MATERIAL FOR THIS EXERCISE —
▼
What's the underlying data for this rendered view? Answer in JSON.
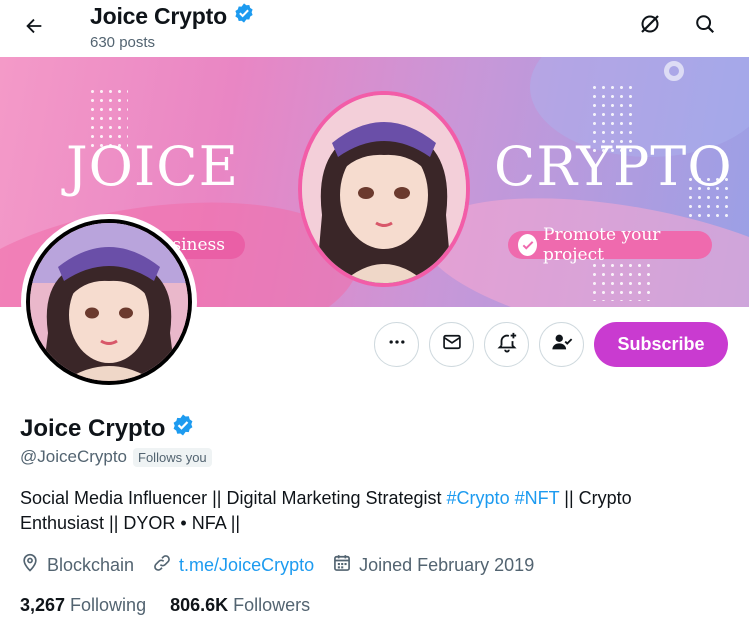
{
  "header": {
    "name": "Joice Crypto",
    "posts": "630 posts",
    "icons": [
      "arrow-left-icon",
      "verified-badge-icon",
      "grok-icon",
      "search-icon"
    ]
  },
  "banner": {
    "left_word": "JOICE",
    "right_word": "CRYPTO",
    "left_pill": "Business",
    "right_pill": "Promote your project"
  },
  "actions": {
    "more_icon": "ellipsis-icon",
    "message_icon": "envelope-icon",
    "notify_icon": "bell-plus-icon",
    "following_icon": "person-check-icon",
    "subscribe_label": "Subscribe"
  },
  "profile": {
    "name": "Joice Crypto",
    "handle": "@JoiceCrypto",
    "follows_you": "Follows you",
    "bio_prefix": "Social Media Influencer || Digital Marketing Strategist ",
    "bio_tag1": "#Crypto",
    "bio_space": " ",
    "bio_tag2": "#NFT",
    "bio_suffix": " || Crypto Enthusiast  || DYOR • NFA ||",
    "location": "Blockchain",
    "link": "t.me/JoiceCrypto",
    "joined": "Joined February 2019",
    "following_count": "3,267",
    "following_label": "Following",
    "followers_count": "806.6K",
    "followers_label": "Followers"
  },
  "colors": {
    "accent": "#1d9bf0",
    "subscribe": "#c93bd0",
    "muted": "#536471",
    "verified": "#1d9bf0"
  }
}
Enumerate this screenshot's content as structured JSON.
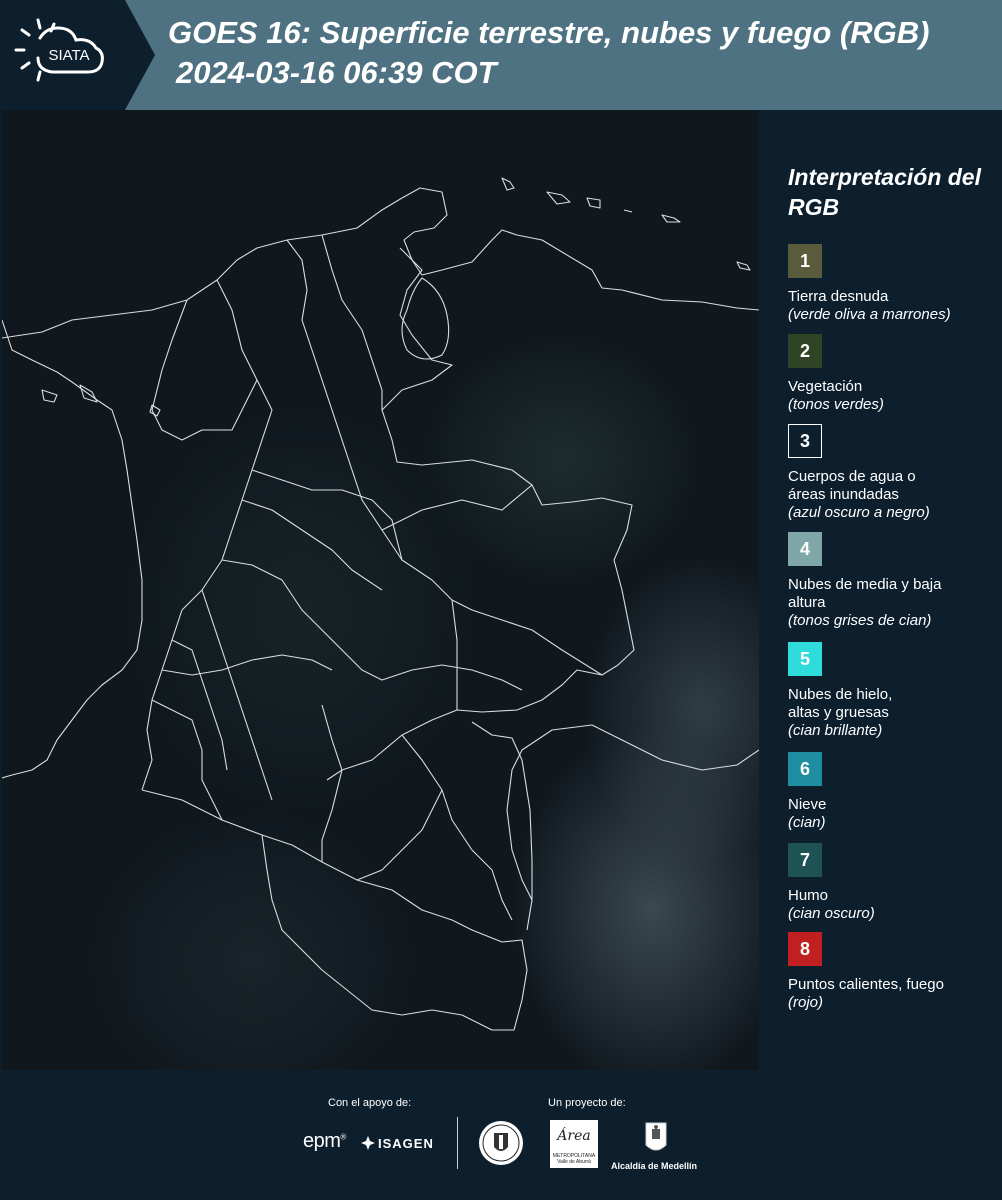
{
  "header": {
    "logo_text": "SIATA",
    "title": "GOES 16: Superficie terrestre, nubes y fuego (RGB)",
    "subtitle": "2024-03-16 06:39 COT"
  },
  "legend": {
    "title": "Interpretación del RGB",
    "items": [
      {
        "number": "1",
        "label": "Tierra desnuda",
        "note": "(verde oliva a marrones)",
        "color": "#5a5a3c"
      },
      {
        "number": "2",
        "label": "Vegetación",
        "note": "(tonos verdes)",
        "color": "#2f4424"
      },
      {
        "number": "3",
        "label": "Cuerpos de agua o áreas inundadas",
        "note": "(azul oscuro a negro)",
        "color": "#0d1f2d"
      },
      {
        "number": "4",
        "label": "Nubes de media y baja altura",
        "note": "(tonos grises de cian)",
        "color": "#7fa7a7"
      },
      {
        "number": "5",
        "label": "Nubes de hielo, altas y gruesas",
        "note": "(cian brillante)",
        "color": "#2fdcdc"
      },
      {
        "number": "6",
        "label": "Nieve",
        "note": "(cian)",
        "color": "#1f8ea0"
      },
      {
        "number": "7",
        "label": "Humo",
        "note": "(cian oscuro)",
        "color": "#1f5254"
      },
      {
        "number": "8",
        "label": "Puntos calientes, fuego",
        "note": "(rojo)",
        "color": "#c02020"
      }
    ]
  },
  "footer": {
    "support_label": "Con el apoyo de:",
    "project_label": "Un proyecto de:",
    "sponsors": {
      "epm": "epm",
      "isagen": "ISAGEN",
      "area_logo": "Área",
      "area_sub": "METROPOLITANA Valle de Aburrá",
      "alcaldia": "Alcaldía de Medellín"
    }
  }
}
▲
Count how many lines of the listing above include "tonos" and report that number alone.

SOLUTION FOR THIS PROBLEM — 2